### Given problem:
Please list all lines of the material below in which the string "Locke" occurs.

(Stored dataset items)
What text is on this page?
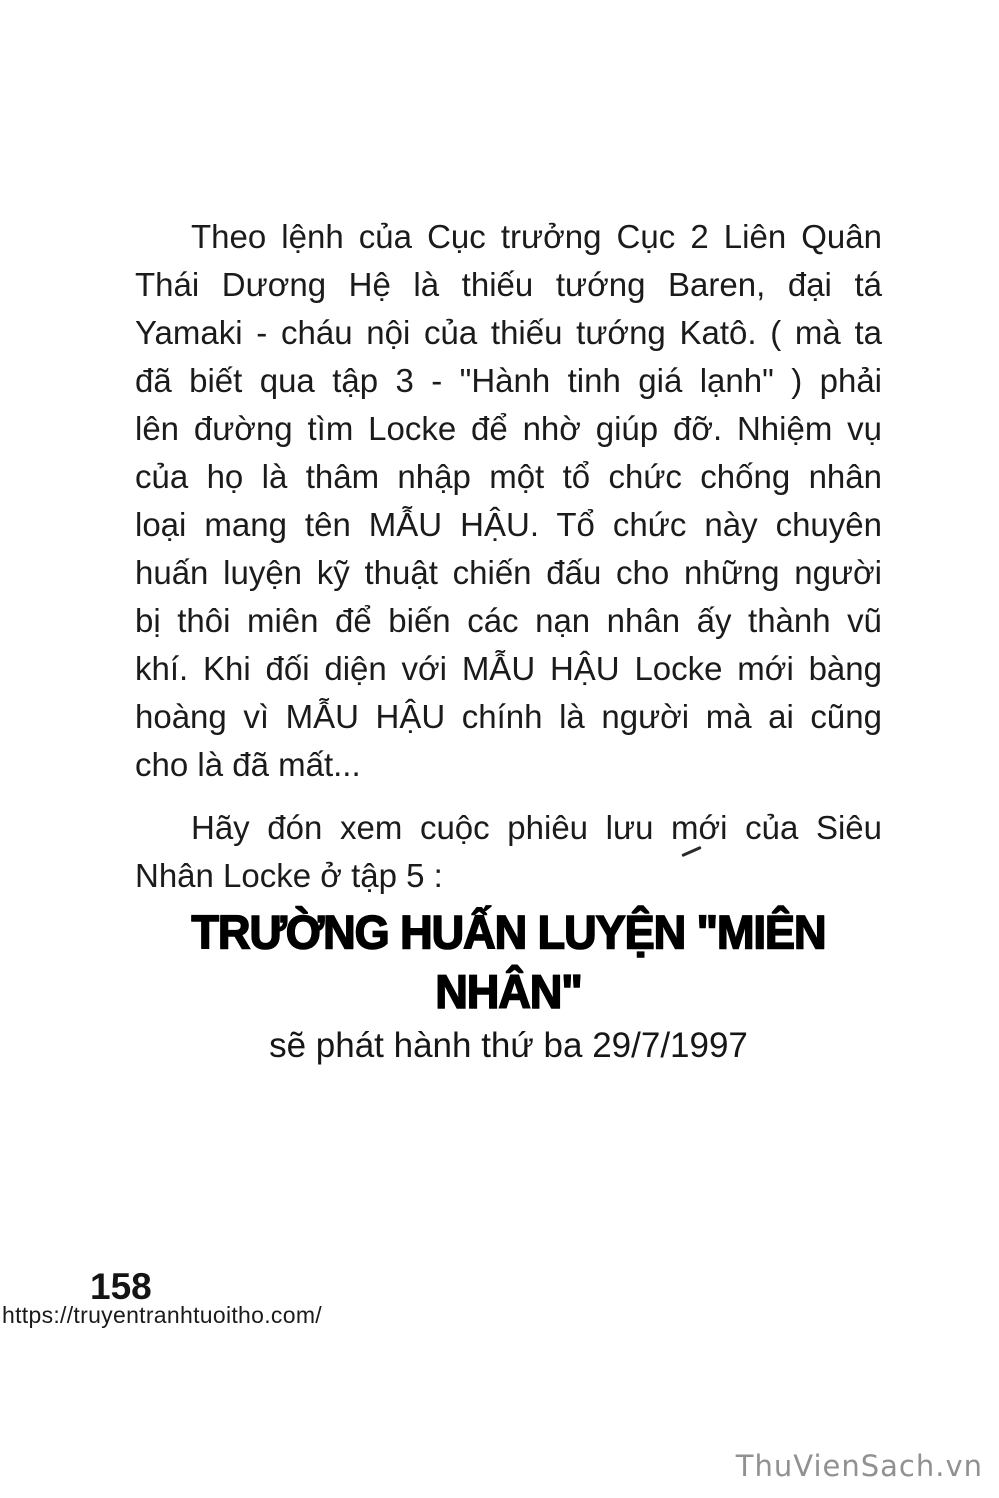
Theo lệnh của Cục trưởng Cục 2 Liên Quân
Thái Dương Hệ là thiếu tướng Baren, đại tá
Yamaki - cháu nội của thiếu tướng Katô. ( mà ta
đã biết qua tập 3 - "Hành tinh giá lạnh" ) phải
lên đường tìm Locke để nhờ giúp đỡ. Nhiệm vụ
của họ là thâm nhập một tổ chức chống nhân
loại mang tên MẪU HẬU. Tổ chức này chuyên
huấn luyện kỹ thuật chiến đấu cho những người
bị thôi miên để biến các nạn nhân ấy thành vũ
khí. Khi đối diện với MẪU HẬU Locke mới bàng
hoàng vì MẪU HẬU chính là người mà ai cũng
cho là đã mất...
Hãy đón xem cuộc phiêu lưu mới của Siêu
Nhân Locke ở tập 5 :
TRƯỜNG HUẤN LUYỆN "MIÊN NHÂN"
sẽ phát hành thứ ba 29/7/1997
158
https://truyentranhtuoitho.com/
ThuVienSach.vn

### Exercise output:
lên đường tìm Locke để nhờ giúp đỡ. Nhiệm vụ
khí. Khi đối diện với MẪU HẬU Locke mới bàng
Nhân Locke ở tập 5 :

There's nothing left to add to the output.